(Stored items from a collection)
—————
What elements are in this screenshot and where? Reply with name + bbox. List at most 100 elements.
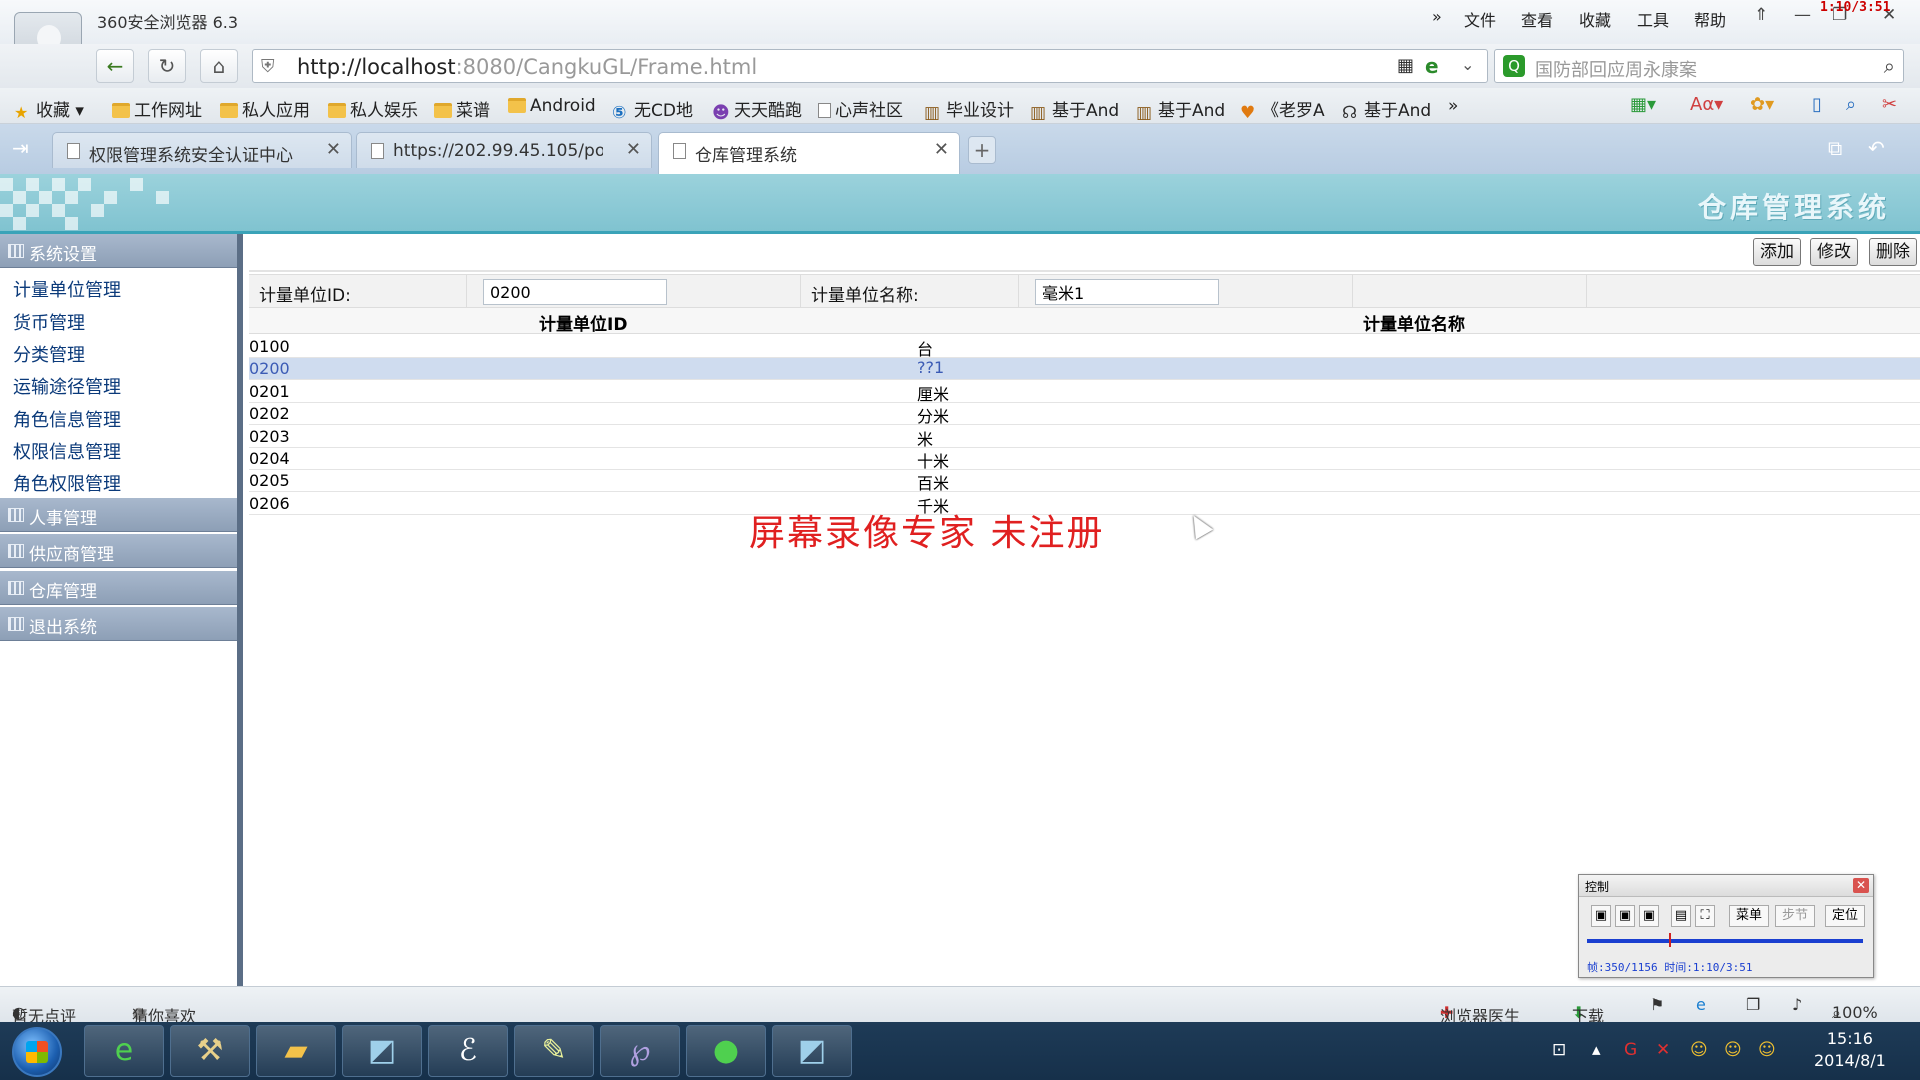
extension-icon[interactable]: ✿▾ [1750, 94, 1774, 115]
qq-icon[interactable]: ☺ [1690, 1040, 1708, 1060]
recorder-position-marker[interactable] [1669, 933, 1671, 947]
fav-item[interactable]: 工作网址 [112, 96, 202, 121]
address-bar[interactable]: ⛨ http://localhost:8080/CangkuGL/Frame.h… [252, 49, 1488, 83]
qr-code-icon[interactable]: ▦ [1397, 55, 1414, 76]
fav-item[interactable]: ⑤ 无CD地 [612, 96, 693, 123]
menu-view[interactable]: 查看 [1521, 7, 1553, 31]
favorites-menu[interactable]: ★ 收藏 ▾ [14, 96, 84, 122]
app-taskbar-icon[interactable]: ◩ [342, 1025, 422, 1077]
undo-close-icon[interactable]: ↶ [1868, 136, 1885, 160]
unit-id-input[interactable] [483, 279, 667, 305]
recorder-timeline[interactable] [1587, 939, 1863, 943]
tab-close-icon[interactable]: ✕ [934, 139, 949, 160]
sidebar-item-units[interactable]: 计量单位管理 [13, 276, 121, 302]
restore-tab-icon[interactable]: ⧉ [1828, 136, 1842, 160]
sidebar-section-suppliers[interactable]: 供应商管理 [0, 534, 237, 568]
table-row[interactable]: 0203 米 [249, 426, 1920, 449]
sidebar-section-exit[interactable]: 退出系统 [0, 607, 237, 641]
table-row[interactable]: 0204 十米 [249, 448, 1920, 471]
search-engine-icon[interactable]: Q [1503, 55, 1525, 77]
back-button[interactable]: ← [96, 49, 134, 83]
tab-remote-url[interactable]: https://202.99.45.105/por/s ✕ [356, 132, 652, 168]
tray-expand-icon[interactable]: ▴ [1592, 1040, 1601, 1060]
eclipse-taskbar-icon[interactable]: ℰ [428, 1025, 508, 1077]
table-row[interactable]: 0100 台 [249, 336, 1920, 359]
column-header-name[interactable]: 计量单位名称 [1363, 310, 1465, 335]
sidebar-item-category[interactable]: 分类管理 [13, 341, 85, 367]
fav-item[interactable]: ☻ 天天酷跑 [712, 96, 802, 123]
fav-item[interactable]: ♥ 《老罗A [1240, 96, 1325, 123]
record-icon[interactable]: ▣ [1639, 905, 1659, 927]
menu-favorites[interactable]: 收藏 [1579, 7, 1611, 31]
tab-auth-center[interactable]: 权限管理系统安全认证中心 ✕ [52, 132, 352, 168]
sidebar-icon[interactable]: ▯ [1812, 94, 1822, 115]
column-header-id[interactable]: 计量单位ID [539, 310, 627, 335]
address-url[interactable]: http://localhost:8080/CangkuGL/Frame.htm… [297, 55, 757, 79]
ide-taskbar-icon[interactable]: ℘ [600, 1025, 680, 1077]
sidebar-item-permissions[interactable]: 权限信息管理 [13, 438, 121, 464]
table-row[interactable]: 0200 ??1 [249, 358, 1920, 381]
apps-icon[interactable]: ▦▾ [1630, 94, 1656, 115]
zoom-icon[interactable]: ⌕ [1846, 94, 1856, 115]
start-button[interactable] [12, 1027, 62, 1077]
window-icon[interactable]: ❐ [1746, 995, 1760, 1014]
sidebar-item-role-permissions[interactable]: 角色权限管理 [13, 470, 121, 496]
sidebar-section-warehouse[interactable]: 仓库管理 [0, 571, 237, 605]
antivirus-icon[interactable]: G [1624, 1040, 1637, 1060]
flag-icon[interactable]: ⚑ [1650, 995, 1664, 1014]
tab-close-icon[interactable]: ✕ [626, 139, 641, 160]
chevron-down-icon[interactable]: ⌄ [1461, 55, 1474, 74]
system-clock[interactable]: 15:16 2014/8/1 [1814, 1028, 1886, 1072]
game-taskbar-icon[interactable]: ● [686, 1025, 766, 1077]
search-icon[interactable]: ⌕ [1884, 54, 1895, 78]
sidebar-section-hr[interactable]: 人事管理 [0, 498, 237, 532]
minimize-icon[interactable]: — [1794, 5, 1811, 25]
sidebar-item-currency[interactable]: 货币管理 [13, 309, 85, 335]
fav-item[interactable]: ▥ 毕业设计 [924, 96, 1014, 123]
tab-warehouse[interactable]: 仓库管理系统 ✕ [658, 132, 960, 174]
pause-icon[interactable]: ▣ [1591, 905, 1611, 927]
volume-icon[interactable]: ♪ [1792, 995, 1802, 1014]
fav-item[interactable]: 心声社区 [818, 96, 903, 121]
fav-item[interactable]: 私人娱乐 [328, 96, 418, 121]
screenshot-icon[interactable]: ✂ [1882, 94, 1897, 115]
search-box[interactable]: Q 国防部回应周永康案 ⌕ [1494, 49, 1904, 83]
edit-button[interactable]: 修改 [1810, 238, 1858, 266]
table-row[interactable]: 0201 厘米 [249, 381, 1920, 404]
sidebar-section-system[interactable]: 系统设置 [0, 234, 237, 268]
fav-item[interactable]: 私人应用 [220, 96, 310, 121]
window-icon[interactable]: ▤ [1671, 905, 1691, 927]
new-tab-button[interactable]: + [968, 136, 996, 164]
app2-taskbar-icon[interactable]: ◩ [772, 1025, 852, 1077]
explorer-taskbar-icon[interactable]: ▰ [256, 1025, 336, 1077]
translate-icon[interactable]: Aα▾ [1690, 94, 1723, 115]
delete-button[interactable]: 删除 [1869, 238, 1917, 266]
mute-icon[interactable]: ✕ [1656, 1040, 1670, 1060]
ie-icon[interactable]: e [1696, 995, 1706, 1014]
tab-close-icon[interactable]: ✕ [326, 139, 341, 160]
search-input[interactable]: 国防部回应周永康案 [1535, 56, 1697, 82]
table-row[interactable]: 0202 分米 [249, 403, 1920, 426]
recorder-close-icon[interactable]: ✕ [1853, 878, 1869, 893]
table-row[interactable]: 0205 百米 [249, 470, 1920, 493]
fav-item[interactable]: ▥ 基于And [1030, 96, 1119, 123]
qq-icon[interactable]: ☺ [1724, 1040, 1742, 1060]
fav-item[interactable]: ☊ 基于And [1342, 96, 1431, 123]
sidebar-item-transport[interactable]: 运输途径管理 [13, 373, 121, 399]
fav-item[interactable]: Android [508, 96, 596, 116]
recorder-step-button[interactable]: 步节 [1775, 905, 1815, 927]
tools-taskbar-icon[interactable]: ⚒ [170, 1025, 250, 1077]
tab-sidebar-toggle-icon[interactable]: ⇥ [12, 136, 29, 160]
menu-help[interactable]: 帮助 [1694, 7, 1726, 31]
fav-item[interactable]: ▥ 基于And [1136, 96, 1225, 123]
sidebar-item-roles[interactable]: 角色信息管理 [13, 406, 121, 432]
stop-icon[interactable]: ▣ [1615, 905, 1635, 927]
menu-file[interactable]: 文件 [1464, 7, 1496, 31]
unit-name-input[interactable] [1035, 279, 1219, 305]
ie-mode-icon[interactable]: e [1425, 54, 1439, 78]
menu-tools[interactable]: 工具 [1637, 7, 1669, 31]
more-chevron-icon[interactable]: » [1448, 96, 1458, 116]
recorder-locate-button[interactable]: 定位 [1825, 905, 1865, 927]
recorder-menu-button[interactable]: 菜单 [1729, 905, 1769, 927]
pin-icon[interactable]: ⇑ [1754, 5, 1768, 25]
—————
- Assignment
Look through the entries above, find each line containing "CangkuGL", and copy it.

- Answer below
address-bar[interactable]: ⛨ http://localhost:8080/CangkuGL/Frame.h… [252, 49, 1488, 83]
address-url[interactable]: http://localhost:8080/CangkuGL/Frame.htm… [297, 55, 757, 79]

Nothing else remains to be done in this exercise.